# [WHAT TO WORK ON]
Please give the entries again in full and exactly, without any picture.

────────────────────

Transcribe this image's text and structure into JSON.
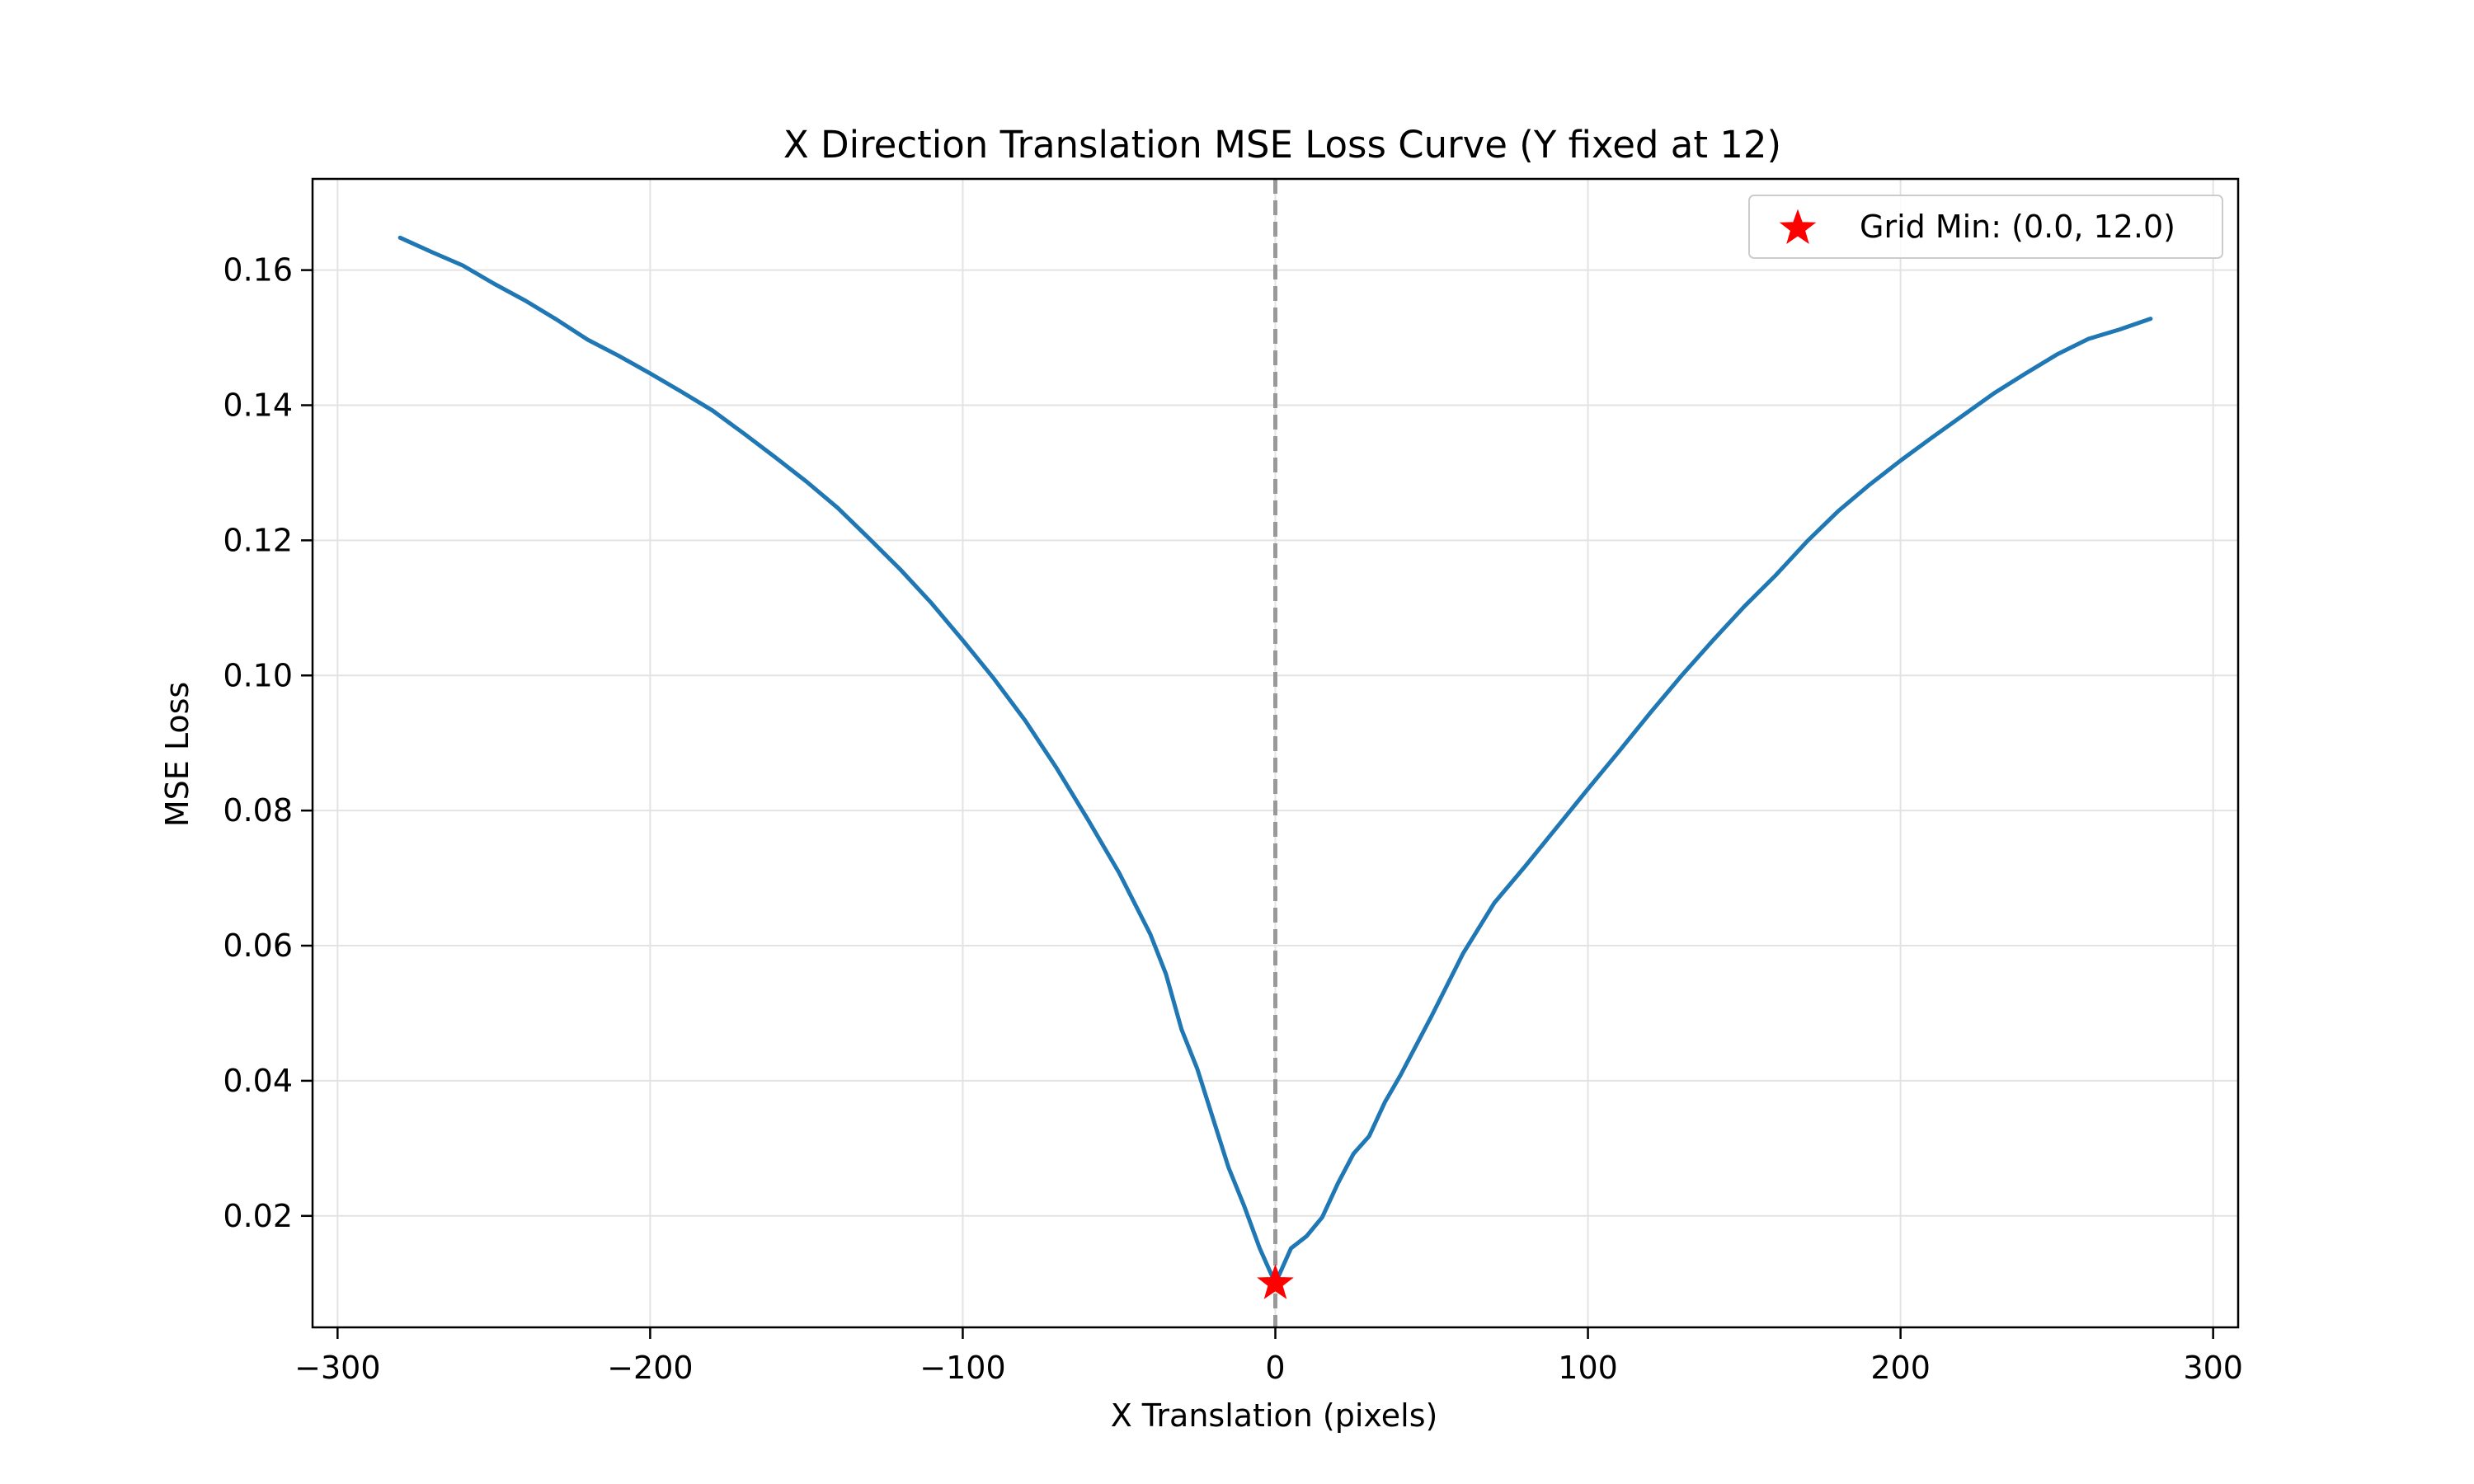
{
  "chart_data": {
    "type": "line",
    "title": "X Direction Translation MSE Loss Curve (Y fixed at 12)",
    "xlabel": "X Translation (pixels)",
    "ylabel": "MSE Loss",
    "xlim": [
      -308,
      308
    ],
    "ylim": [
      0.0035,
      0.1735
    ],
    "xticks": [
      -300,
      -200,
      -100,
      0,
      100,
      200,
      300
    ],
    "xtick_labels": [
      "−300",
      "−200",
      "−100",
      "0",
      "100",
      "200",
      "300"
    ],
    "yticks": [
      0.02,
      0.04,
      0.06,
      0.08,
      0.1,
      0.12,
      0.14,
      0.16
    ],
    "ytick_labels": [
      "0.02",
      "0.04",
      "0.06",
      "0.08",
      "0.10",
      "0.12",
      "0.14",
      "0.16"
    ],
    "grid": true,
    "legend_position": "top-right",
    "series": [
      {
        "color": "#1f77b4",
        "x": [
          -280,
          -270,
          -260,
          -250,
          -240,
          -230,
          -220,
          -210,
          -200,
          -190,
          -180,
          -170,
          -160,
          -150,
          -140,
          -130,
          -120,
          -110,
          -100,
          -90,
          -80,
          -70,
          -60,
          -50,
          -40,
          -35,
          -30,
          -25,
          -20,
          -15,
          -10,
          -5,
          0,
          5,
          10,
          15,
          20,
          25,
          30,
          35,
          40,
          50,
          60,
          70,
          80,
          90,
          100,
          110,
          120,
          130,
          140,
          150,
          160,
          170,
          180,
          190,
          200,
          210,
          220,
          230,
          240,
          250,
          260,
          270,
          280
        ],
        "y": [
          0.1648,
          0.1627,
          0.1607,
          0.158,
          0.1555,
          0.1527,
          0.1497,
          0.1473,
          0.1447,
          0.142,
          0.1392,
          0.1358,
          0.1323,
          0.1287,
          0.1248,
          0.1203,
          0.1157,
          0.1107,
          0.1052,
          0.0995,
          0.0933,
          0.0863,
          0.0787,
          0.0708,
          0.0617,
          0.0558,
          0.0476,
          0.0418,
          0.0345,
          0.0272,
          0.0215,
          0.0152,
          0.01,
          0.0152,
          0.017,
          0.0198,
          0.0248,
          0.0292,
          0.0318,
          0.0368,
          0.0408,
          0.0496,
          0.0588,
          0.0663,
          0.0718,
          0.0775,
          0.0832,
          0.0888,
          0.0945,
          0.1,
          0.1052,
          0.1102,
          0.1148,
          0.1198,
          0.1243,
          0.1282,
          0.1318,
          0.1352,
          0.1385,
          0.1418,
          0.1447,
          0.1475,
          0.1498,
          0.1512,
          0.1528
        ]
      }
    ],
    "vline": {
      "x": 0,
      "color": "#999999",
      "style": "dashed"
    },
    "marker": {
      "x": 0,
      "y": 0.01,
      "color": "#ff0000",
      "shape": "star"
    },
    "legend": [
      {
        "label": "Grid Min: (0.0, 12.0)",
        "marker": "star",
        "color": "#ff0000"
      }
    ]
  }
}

────────────────────

# [RESPONSE BELOW]
Transcribe this image's text and structure into JSON.
{
  "chart_data": {
    "type": "line",
    "title": "X Direction Translation MSE Loss Curve (Y fixed at 12)",
    "xlabel": "X Translation (pixels)",
    "ylabel": "MSE Loss",
    "xlim": [
      -308,
      308
    ],
    "ylim": [
      0.0035,
      0.1735
    ],
    "xticks": [
      -300,
      -200,
      -100,
      0,
      100,
      200,
      300
    ],
    "xtick_labels": [
      "−300",
      "−200",
      "−100",
      "0",
      "100",
      "200",
      "300"
    ],
    "yticks": [
      0.02,
      0.04,
      0.06,
      0.08,
      0.1,
      0.12,
      0.14,
      0.16
    ],
    "ytick_labels": [
      "0.02",
      "0.04",
      "0.06",
      "0.08",
      "0.10",
      "0.12",
      "0.14",
      "0.16"
    ],
    "grid": true,
    "legend_position": "top-right",
    "series": [
      {
        "color": "#1f77b4",
        "x": [
          -280,
          -270,
          -260,
          -250,
          -240,
          -230,
          -220,
          -210,
          -200,
          -190,
          -180,
          -170,
          -160,
          -150,
          -140,
          -130,
          -120,
          -110,
          -100,
          -90,
          -80,
          -70,
          -60,
          -50,
          -40,
          -35,
          -30,
          -25,
          -20,
          -15,
          -10,
          -5,
          0,
          5,
          10,
          15,
          20,
          25,
          30,
          35,
          40,
          50,
          60,
          70,
          80,
          90,
          100,
          110,
          120,
          130,
          140,
          150,
          160,
          170,
          180,
          190,
          200,
          210,
          220,
          230,
          240,
          250,
          260,
          270,
          280
        ],
        "y": [
          0.1648,
          0.1627,
          0.1607,
          0.158,
          0.1555,
          0.1527,
          0.1497,
          0.1473,
          0.1447,
          0.142,
          0.1392,
          0.1358,
          0.1323,
          0.1287,
          0.1248,
          0.1203,
          0.1157,
          0.1107,
          0.1052,
          0.0995,
          0.0933,
          0.0863,
          0.0787,
          0.0708,
          0.0617,
          0.0558,
          0.0476,
          0.0418,
          0.0345,
          0.0272,
          0.0215,
          0.0152,
          0.01,
          0.0152,
          0.017,
          0.0198,
          0.0248,
          0.0292,
          0.0318,
          0.0368,
          0.0408,
          0.0496,
          0.0588,
          0.0663,
          0.0718,
          0.0775,
          0.0832,
          0.0888,
          0.0945,
          0.1,
          0.1052,
          0.1102,
          0.1148,
          0.1198,
          0.1243,
          0.1282,
          0.1318,
          0.1352,
          0.1385,
          0.1418,
          0.1447,
          0.1475,
          0.1498,
          0.1512,
          0.1528
        ]
      }
    ],
    "vline": {
      "x": 0,
      "color": "#999999",
      "style": "dashed"
    },
    "marker": {
      "x": 0,
      "y": 0.01,
      "color": "#ff0000",
      "shape": "star"
    },
    "legend": [
      {
        "label": "Grid Min: (0.0, 12.0)",
        "marker": "star",
        "color": "#ff0000"
      }
    ]
  }
}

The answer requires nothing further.